▶ **What to work on**: Gather all lines from the material that contain "name".

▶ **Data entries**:
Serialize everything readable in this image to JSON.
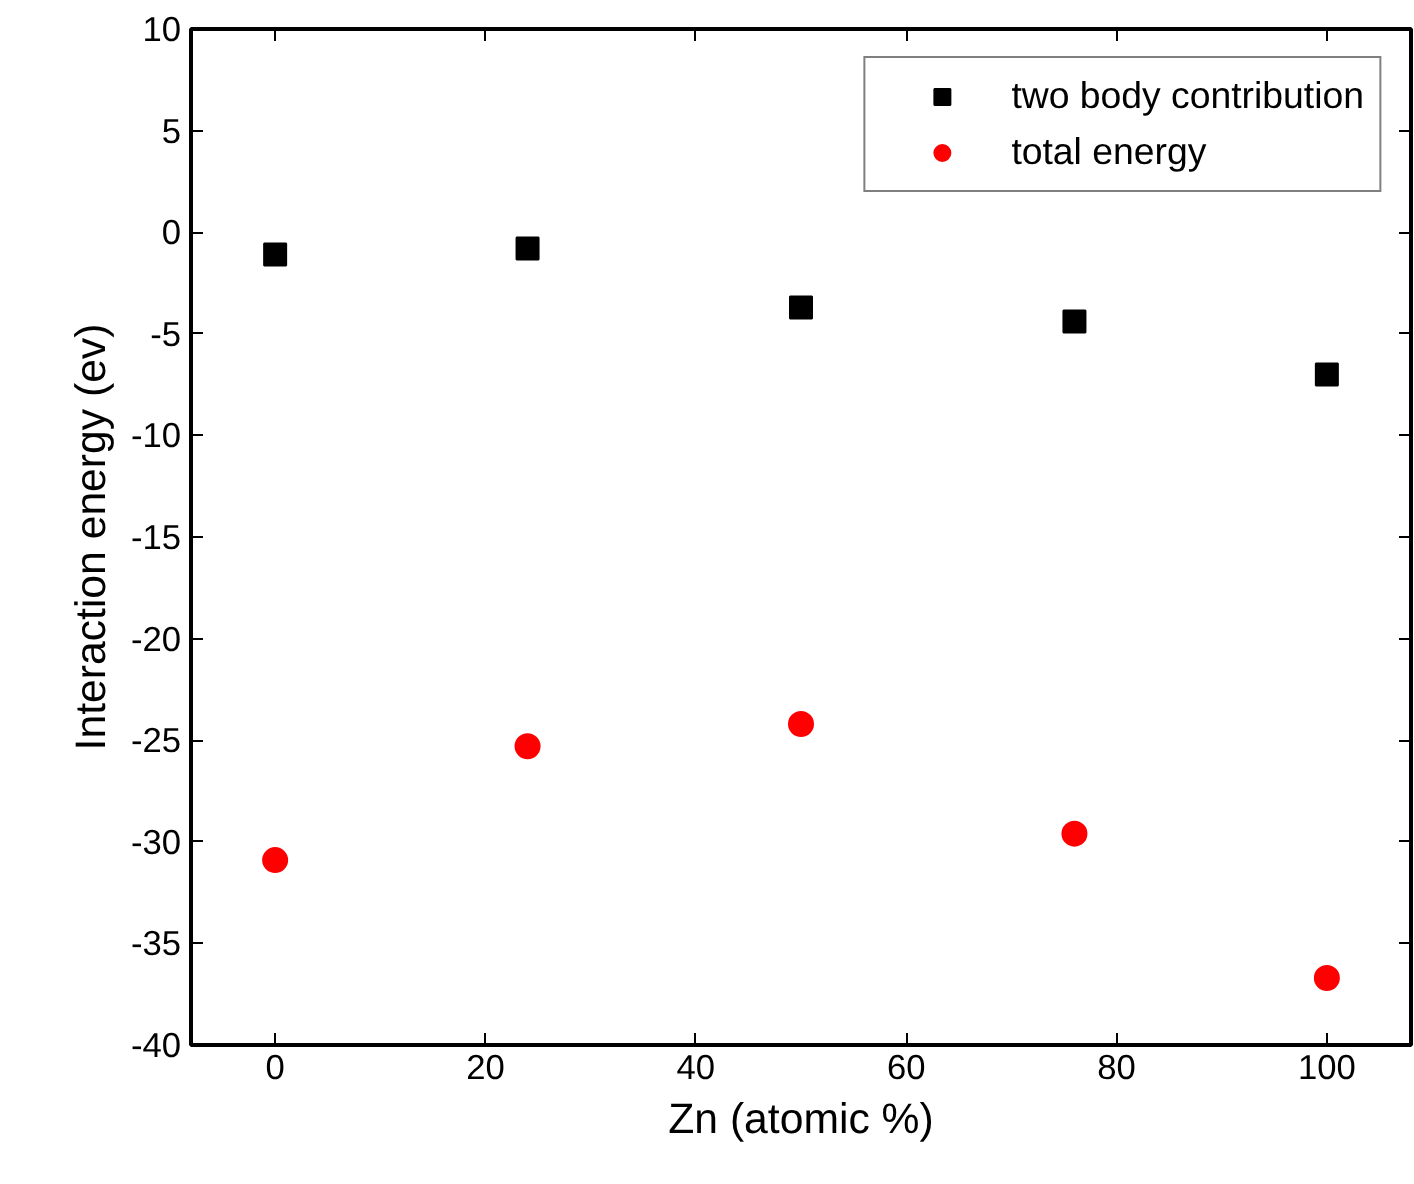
{
  "chart_data": {
    "type": "scatter",
    "xlabel": "Zn (atomic %)",
    "ylabel": "Interaction energy (ev)",
    "x": [
      0,
      24,
      50,
      76,
      100
    ],
    "series": [
      {
        "name": "two body contribution",
        "color": "#000000",
        "marker": "square",
        "values": [
          -1.1,
          -0.8,
          -3.7,
          -4.4,
          -7.0
        ]
      },
      {
        "name": "total energy",
        "color": "#ff0000",
        "marker": "circle",
        "values": [
          -30.9,
          -25.3,
          -24.2,
          -29.6,
          -36.7
        ]
      }
    ],
    "xlim": [
      -8,
      108
    ],
    "ylim": [
      -40,
      10
    ],
    "xticks": [
      0,
      20,
      40,
      60,
      80,
      100
    ],
    "yticks": [
      -40,
      -35,
      -30,
      -25,
      -20,
      -15,
      -10,
      -5,
      0,
      5,
      10
    ],
    "grid": false,
    "legend": "top right"
  }
}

▶ **Output of the task**:
        "name": "two body contribution",
        "name": "total energy",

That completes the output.